In an interview published in the NY Times (which Father Z calls “Hell’s Bible”), Justice Ruth Bader Ginsburg discusses the legal issues surrounding Roe v. Wade and says candidly that Roe was presumed to be a solution to reducing unwanted populations:
JUSTICE GINSBURG: Yes, the ruling about that surprised me. [Harris v. McRae — in 1980 the court upheld the Hyde Amendment, which forbids the use of Medicaid for abortions.] Frankly I had thought that at the time Roe was decided, there was concern about population growth and particularly growth in populations that we don’t want to have too many of. So that Roe was going to be then set up for Medicaid funding for abortion. Which some people felt would risk coercing women into having abortions when they didn’t really want them. But when the court decided McRae, the case came out the other way. And then I realized that my perception of it had been altogether wrong.
This admitted presumption flies in the face of insistence by pro-“choice” activists and speakers (including posters in web fora) that eugenics has never been part of a Planned Parenthood or pro-choice agenda. Ladies and gentlemen: Here it is: in the Justice’s own words: Roe was anticipated to be a means of resolving the problem of grown in undesirable populations.
The interview continues:
Q: When you say that reproductive rights need to be straightened out, what do you mean?
JUSTICE GINSBURG: The basic thing is that the government has no business making that choice for a woman.
Q: Does that mean getting rid of the test the court imposed, in which it allows states to impose restrictions on abortion — like a waiting period — that are not deemed an “undue burden” to a woman’s reproductive freedom?
JUSTICE GINSBURG: I’m not a big fan of these tests. I think the court uses them as a label that accommodates the result it wants to reach. It will be, it should be, that this is a woman’s decision. It’s entirely appropriate to say it has to be an informed decision, but that doesn’t mean you can keep a woman overnight who has traveled a great distance to get to the clinic, so that she has to go to some motel and think it over for 24 hours or 48 hours.

[Collected data]
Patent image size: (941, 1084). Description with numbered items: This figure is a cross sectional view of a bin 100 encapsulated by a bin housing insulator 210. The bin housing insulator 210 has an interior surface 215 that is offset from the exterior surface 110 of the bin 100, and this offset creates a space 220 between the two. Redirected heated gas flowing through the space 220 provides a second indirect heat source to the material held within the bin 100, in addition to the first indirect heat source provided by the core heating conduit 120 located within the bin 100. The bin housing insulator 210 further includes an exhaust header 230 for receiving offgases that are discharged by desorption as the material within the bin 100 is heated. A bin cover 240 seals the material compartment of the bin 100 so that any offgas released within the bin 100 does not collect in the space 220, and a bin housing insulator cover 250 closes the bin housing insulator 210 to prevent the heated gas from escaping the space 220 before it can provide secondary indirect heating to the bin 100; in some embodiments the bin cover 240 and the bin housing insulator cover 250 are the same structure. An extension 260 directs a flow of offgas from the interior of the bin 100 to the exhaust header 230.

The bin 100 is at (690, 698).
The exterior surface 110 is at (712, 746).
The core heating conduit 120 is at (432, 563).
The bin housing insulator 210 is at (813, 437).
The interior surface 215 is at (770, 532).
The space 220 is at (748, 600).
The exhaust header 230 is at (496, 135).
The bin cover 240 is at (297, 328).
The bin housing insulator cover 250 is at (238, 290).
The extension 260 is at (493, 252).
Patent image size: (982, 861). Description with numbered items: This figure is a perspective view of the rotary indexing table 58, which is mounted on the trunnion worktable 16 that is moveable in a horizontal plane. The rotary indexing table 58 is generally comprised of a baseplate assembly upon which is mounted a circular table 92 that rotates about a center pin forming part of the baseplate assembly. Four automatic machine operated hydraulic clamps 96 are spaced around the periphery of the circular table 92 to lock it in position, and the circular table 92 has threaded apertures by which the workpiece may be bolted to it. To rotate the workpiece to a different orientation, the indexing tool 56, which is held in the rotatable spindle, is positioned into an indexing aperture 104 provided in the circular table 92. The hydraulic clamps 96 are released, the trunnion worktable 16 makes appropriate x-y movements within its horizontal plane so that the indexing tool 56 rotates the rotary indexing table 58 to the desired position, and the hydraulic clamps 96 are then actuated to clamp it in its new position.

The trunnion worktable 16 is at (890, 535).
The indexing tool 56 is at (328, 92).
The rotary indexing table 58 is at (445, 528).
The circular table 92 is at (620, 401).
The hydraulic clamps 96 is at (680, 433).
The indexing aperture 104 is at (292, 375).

▸ SET OF TASKS:
1. According to the bracketed note in the post on Justice Ginsburg's interview, what does the Hyde Amendment forbid?
2. Continue the post on Justice Ginsburg's interview from the point where it stops.

▸ ANSWER LIST:
1. It forbids the use of Medicaid for abortions.

2.
I still think, although I was much too optimistic in the early days, that the possibility of stopping a pregnancy very early is significant. The morning-after pill will become more accessible and easier to take. So I think the side that wants to take the choice away from women and give it to the state, they’re fighting a losing battle. Time is on the side of change.
Q: Since we are talking about abortion, I want to ask you about Gonzales v. Carhart, the case in which the court upheld a law banning so-called partial-birth abortion. Justice Kennedy in his opinion for the majority characterized women as regretting the choice to have an abortion, and then talked about how they need to be shielded from knowing the specifics of what they’d done. You wrote, “This way of thinking reflects ancient notions about women’s place in the family and under the Constitution.” I wondered if this was an example of the court not quite making the turn to seeing women as fully autonomous.
JUSTICE GINSBURG: The poor little woman, to regret the choice that she made. Unfortunately there is something of that in Roe. It’s not about the women alone. It’s the women in consultation with her doctor. So the view you get is the tall doctor and the little woman who needs him.
What Ginsburg doesn’t seem to realize, for all her feminist liberal cant opposing restrictions on abortion, is that her highly-educated opinion is still condescending toward poorer women. She seems oblivious to the fact that abortion services providers have a product to sell, and the sales job can put the “medical” staff in a conflict of interest with or against their patient’s earnest desires and best interests. She seems to suggest that it’s okay for a woman to be manipulated by a clinic doctor, but it’s not okay for her to be limited in her choices by the state.
Apparently it’s okay, also, for the same woman to be manipulated and exploited by a feminist agenda.